■ **Exercise description**
Omit all pictures, then retype the data exactly as given.

Recorded data:
----

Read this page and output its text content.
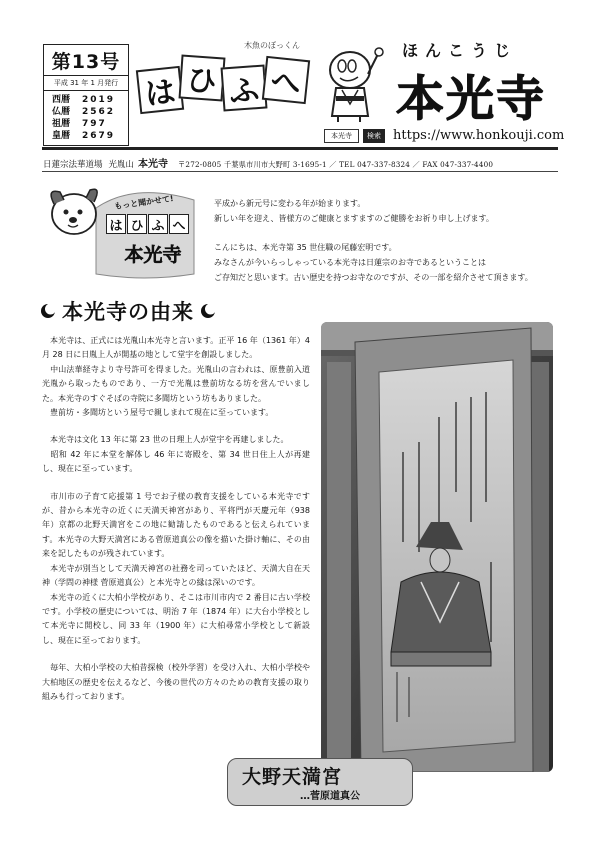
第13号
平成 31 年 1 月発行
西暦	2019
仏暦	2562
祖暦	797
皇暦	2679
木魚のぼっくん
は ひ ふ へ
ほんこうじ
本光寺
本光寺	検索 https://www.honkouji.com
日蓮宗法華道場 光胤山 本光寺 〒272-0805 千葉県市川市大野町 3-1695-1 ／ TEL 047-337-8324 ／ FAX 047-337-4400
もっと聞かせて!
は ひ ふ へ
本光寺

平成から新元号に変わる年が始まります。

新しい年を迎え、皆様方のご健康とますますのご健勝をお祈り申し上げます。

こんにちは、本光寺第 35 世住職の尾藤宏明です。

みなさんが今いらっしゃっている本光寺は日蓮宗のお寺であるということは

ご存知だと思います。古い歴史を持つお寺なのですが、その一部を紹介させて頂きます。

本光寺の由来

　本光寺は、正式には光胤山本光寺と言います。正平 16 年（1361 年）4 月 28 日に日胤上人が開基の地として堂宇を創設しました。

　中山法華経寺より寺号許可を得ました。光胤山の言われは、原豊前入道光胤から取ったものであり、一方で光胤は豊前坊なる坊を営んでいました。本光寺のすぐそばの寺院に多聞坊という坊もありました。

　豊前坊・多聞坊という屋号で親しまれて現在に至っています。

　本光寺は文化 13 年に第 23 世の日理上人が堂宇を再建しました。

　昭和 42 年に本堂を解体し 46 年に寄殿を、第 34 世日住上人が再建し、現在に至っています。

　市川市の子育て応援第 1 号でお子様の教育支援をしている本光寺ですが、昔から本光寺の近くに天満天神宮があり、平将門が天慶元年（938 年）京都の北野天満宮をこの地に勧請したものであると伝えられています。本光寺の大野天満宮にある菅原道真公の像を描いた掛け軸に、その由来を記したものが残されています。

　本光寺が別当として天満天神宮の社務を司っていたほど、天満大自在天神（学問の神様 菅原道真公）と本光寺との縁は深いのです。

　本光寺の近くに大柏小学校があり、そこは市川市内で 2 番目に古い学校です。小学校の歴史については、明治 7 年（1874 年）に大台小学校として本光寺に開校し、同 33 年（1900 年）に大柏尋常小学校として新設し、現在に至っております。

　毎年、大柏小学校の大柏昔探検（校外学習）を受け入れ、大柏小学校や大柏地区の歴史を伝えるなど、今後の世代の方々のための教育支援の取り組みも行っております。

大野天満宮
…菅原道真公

----

■ **Result of the task**
Read this page and output its text content.
第13号
平成 31 年 1 月発行
西暦	2019
仏暦	2562
祖暦	797
皇暦	2679
木魚のぼっくん
は ひ ふ へ
ほんこうじ
本光寺
本光寺	検索 https://www.honkouji.com
日蓮宗法華道場 光胤山 本光寺 〒272-0805 千葉県市川市大野町 3-1695-1 ／ TEL 047-337-8324 ／ FAX 047-337-4400
もっと聞かせて!
は ひ ふ へ
本光寺

平成から新元号に変わる年が始まります。

新しい年を迎え、皆様方のご健康とますますのご健勝をお祈り申し上げます。

こんにちは、本光寺第 35 世住職の尾藤宏明です。

みなさんが今いらっしゃっている本光寺は日蓮宗のお寺であるということは

ご存知だと思います。古い歴史を持つお寺なのですが、その一部を紹介させて頂きます。

本光寺の由来

　本光寺は、正式には光胤山本光寺と言います。正平 16 年（1361 年）4 月 28 日に日胤上人が開基の地として堂宇を創設しました。

　中山法華経寺より寺号許可を得ました。光胤山の言われは、原豊前入道光胤から取ったものであり、一方で光胤は豊前坊なる坊を営んでいました。本光寺のすぐそばの寺院に多聞坊という坊もありました。

　豊前坊・多聞坊という屋号で親しまれて現在に至っています。

　本光寺は文化 13 年に第 23 世の日理上人が堂宇を再建しました。

　昭和 42 年に本堂を解体し 46 年に寄殿を、第 34 世日住上人が再建し、現在に至っています。

　市川市の子育て応援第 1 号でお子様の教育支援をしている本光寺ですが、昔から本光寺の近くに天満天神宮があり、平将門が天慶元年（938 年）京都の北野天満宮をこの地に勧請したものであると伝えられています。本光寺の大野天満宮にある菅原道真公の像を描いた掛け軸に、その由来を記したものが残されています。

　本光寺が別当として天満天神宮の社務を司っていたほど、天満大自在天神（学問の神様 菅原道真公）と本光寺との縁は深いのです。

　本光寺の近くに大柏小学校があり、そこは市川市内で 2 番目に古い学校です。小学校の歴史については、明治 7 年（1874 年）に大台小学校として本光寺に開校し、同 33 年（1900 年）に大柏尋常小学校として新設し、現在に至っております。

　毎年、大柏小学校の大柏昔探検（校外学習）を受け入れ、大柏小学校や大柏地区の歴史を伝えるなど、今後の世代の方々のための教育支援の取り組みも行っております。

大野天満宮
…菅原道真公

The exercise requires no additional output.